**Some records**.
◇ ◇ ◇ ◇ ◇

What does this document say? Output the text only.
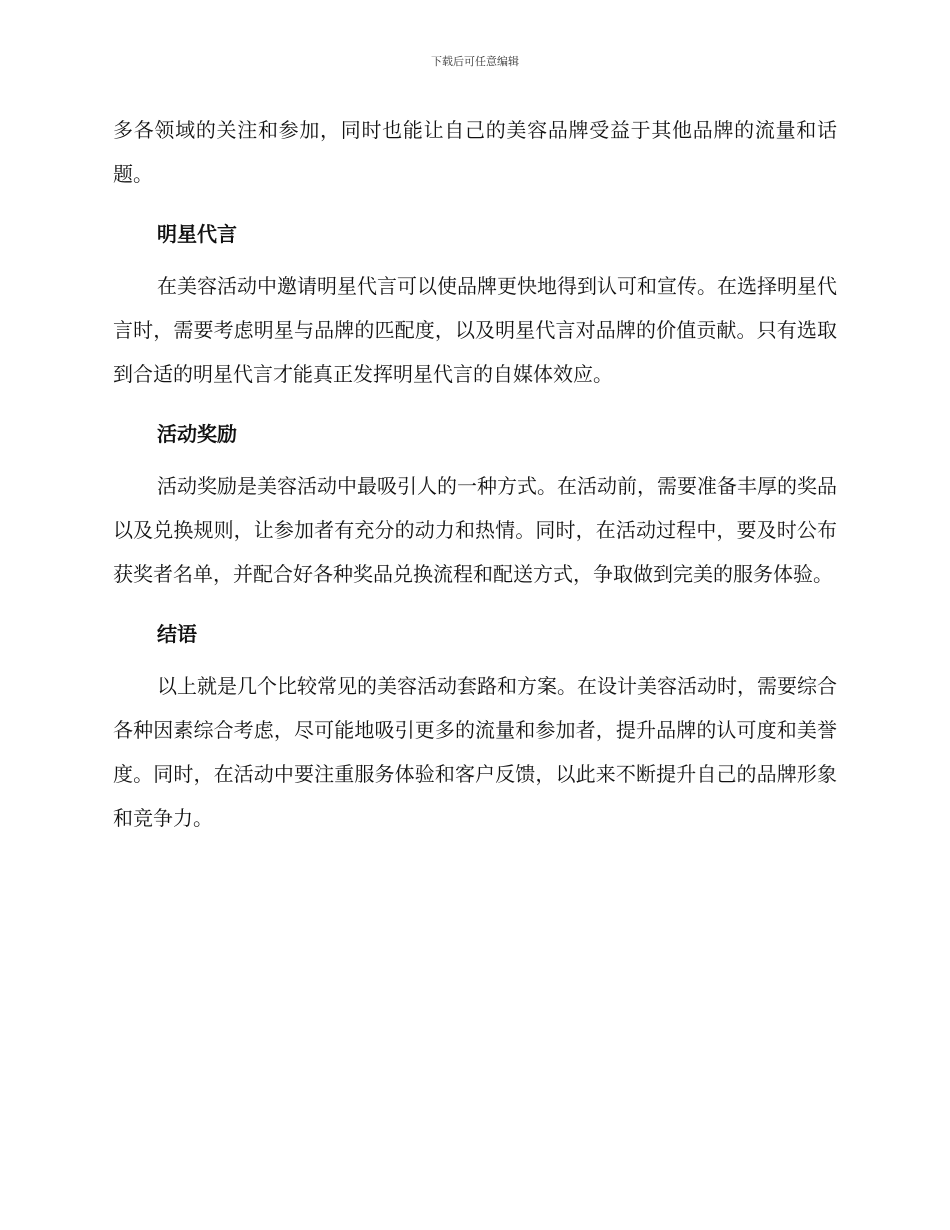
下载后可任意编辑

多各领域的关注和参加，同时也能让自己的美容品牌受益于其他品牌的流量和话题。

明星代言

在美容活动中邀请明星代言可以使品牌更快地得到认可和宣传。在选择明星代言时，需要考虑明星与品牌的匹配度，以及明星代言对品牌的价值贡献。只有选取到合适的明星代言才能真正发挥明星代言的自媒体效应。

活动奖励

活动奖励是美容活动中最吸引人的一种方式。在活动前，需要准备丰厚的奖品以及兑换规则，让参加者有充分的动力和热情。同时，在活动过程中，要及时公布获奖者名单，并配合好各种奖品兑换流程和配送方式，争取做到完美的服务体验。

结语

以上就是几个比较常见的美容活动套路和方案。在设计美容活动时，需要综合各种因素综合考虑，尽可能地吸引更多的流量和参加者，提升品牌的认可度和美誉度。同时，在活动中要注重服务体验和客户反馈，以此来不断提升自己的品牌形象和竞争力。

◇ ◇ ◇ ◇ ◇

**THE PROBLEM**. Your task is to reproduce all of the material exactly. The pictures stay out.

**THE COMPLETED TASK**.
What does this document say? Output the text only.
下载后可任意编辑

多各领域的关注和参加，同时也能让自己的美容品牌受益于其他品牌的流量和话题。

明星代言

在美容活动中邀请明星代言可以使品牌更快地得到认可和宣传。在选择明星代言时，需要考虑明星与品牌的匹配度，以及明星代言对品牌的价值贡献。只有选取到合适的明星代言才能真正发挥明星代言的自媒体效应。

活动奖励

活动奖励是美容活动中最吸引人的一种方式。在活动前，需要准备丰厚的奖品以及兑换规则，让参加者有充分的动力和热情。同时，在活动过程中，要及时公布获奖者名单，并配合好各种奖品兑换流程和配送方式，争取做到完美的服务体验。

结语

以上就是几个比较常见的美容活动套路和方案。在设计美容活动时，需要综合各种因素综合考虑，尽可能地吸引更多的流量和参加者，提升品牌的认可度和美誉度。同时，在活动中要注重服务体验和客户反馈，以此来不断提升自己的品牌形象和竞争力。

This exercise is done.